[Set task] Lines containing the word "difference" should be extracted in full.

====== Records for this task ======

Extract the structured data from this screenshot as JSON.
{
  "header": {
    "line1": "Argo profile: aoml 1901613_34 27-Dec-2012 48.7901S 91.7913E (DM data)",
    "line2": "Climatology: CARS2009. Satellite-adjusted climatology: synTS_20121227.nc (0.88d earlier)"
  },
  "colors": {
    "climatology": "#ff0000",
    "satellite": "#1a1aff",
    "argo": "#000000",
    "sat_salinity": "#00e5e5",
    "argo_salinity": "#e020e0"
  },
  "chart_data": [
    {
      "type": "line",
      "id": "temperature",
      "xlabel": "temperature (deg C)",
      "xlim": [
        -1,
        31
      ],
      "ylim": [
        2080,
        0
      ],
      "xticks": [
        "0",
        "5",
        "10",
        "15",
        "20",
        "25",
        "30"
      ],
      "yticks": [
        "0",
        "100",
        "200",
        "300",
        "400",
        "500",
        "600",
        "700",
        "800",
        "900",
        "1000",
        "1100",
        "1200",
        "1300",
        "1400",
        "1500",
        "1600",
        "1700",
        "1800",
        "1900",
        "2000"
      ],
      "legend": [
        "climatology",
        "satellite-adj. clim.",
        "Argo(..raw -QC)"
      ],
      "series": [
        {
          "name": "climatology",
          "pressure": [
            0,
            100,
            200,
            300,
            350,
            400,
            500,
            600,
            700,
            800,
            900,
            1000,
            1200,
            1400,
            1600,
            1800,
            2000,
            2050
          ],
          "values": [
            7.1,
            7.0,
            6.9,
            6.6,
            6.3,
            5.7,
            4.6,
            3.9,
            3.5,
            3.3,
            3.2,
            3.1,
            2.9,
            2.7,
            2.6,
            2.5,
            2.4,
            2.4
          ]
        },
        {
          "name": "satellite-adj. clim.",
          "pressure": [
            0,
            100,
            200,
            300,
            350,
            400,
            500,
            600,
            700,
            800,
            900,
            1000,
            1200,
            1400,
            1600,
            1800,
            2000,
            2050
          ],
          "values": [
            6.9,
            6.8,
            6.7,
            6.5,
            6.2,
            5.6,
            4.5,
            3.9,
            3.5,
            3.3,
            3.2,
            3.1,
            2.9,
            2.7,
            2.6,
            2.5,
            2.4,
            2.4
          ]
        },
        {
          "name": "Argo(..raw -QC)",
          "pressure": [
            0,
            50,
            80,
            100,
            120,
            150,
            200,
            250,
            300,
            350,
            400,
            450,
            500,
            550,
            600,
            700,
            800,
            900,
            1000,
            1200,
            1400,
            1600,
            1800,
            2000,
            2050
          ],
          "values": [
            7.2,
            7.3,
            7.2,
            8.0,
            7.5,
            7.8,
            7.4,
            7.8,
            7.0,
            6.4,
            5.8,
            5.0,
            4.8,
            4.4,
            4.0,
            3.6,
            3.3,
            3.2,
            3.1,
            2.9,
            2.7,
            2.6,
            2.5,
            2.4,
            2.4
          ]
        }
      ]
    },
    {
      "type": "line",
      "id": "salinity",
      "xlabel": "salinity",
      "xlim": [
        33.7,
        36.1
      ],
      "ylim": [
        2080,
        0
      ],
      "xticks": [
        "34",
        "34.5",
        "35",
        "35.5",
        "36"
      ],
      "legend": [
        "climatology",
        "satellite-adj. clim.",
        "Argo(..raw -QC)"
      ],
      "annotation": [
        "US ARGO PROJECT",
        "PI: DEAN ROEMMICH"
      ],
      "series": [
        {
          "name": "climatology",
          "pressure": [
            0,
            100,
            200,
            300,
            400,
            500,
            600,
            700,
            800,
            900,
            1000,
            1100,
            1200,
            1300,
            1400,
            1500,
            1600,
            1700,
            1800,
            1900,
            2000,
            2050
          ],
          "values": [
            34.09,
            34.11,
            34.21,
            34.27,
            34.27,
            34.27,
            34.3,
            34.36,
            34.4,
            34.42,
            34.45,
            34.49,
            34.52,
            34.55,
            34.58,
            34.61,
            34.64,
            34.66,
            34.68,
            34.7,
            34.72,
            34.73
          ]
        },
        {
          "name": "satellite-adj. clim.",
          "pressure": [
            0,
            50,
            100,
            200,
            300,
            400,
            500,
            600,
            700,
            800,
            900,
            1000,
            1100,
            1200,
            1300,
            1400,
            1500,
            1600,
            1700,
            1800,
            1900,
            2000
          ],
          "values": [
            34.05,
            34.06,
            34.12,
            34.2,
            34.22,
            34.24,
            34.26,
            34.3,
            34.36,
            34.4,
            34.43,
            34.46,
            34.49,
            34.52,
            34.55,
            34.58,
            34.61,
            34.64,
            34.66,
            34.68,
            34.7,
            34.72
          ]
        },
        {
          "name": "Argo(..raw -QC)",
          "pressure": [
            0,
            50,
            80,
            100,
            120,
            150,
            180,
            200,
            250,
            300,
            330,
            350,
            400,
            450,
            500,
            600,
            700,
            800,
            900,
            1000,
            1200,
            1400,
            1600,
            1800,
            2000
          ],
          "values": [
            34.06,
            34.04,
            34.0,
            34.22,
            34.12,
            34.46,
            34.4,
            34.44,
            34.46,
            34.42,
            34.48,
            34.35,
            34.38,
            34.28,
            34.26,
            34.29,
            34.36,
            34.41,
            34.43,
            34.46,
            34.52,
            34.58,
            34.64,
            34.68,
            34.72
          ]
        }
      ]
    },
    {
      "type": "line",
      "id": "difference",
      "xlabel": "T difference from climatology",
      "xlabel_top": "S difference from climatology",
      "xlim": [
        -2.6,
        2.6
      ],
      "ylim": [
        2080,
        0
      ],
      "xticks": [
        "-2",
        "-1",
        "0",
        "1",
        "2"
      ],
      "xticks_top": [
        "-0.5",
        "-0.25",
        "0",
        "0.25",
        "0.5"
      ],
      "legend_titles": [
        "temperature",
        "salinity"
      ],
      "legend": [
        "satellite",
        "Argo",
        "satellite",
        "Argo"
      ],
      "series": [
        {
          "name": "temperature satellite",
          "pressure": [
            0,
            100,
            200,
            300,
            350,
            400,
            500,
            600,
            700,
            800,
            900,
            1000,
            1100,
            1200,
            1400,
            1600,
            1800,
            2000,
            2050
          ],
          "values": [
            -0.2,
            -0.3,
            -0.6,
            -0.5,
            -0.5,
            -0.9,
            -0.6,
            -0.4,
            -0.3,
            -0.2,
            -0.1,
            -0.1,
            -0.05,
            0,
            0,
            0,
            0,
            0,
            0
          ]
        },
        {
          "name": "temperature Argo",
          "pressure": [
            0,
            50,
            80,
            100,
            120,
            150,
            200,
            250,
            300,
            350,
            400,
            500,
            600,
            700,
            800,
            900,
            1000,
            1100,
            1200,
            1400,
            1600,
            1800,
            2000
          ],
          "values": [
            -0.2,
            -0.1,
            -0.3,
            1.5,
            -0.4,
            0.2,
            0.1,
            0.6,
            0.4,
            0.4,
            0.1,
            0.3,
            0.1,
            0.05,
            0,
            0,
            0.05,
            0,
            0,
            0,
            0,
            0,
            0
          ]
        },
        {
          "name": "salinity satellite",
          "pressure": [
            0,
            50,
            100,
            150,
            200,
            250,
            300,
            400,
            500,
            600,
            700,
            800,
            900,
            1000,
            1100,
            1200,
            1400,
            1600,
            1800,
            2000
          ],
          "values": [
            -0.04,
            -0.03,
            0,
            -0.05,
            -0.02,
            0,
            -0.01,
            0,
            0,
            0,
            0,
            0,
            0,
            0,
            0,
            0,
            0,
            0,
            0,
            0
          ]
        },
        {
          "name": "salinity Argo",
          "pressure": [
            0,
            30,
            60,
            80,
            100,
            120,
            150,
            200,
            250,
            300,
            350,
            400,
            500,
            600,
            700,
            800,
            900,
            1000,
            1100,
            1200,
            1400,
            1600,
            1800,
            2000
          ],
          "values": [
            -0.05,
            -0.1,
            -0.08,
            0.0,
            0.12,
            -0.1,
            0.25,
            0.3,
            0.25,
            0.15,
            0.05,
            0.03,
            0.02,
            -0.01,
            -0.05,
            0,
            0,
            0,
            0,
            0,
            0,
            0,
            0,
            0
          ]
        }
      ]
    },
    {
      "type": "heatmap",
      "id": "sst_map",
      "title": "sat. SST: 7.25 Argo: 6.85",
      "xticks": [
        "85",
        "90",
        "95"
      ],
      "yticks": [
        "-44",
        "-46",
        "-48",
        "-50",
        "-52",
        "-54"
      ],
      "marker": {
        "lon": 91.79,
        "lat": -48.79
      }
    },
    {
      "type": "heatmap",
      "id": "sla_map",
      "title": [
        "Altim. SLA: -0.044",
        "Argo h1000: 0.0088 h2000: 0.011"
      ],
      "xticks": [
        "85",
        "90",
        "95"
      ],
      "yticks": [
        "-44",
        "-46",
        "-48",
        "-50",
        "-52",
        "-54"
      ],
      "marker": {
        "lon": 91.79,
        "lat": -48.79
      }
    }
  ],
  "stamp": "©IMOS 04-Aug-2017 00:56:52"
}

======

[Result]
      "id": "difference",
      "xlabel": "T difference from climatology",
      "xlabel_top": "S difference from climatology",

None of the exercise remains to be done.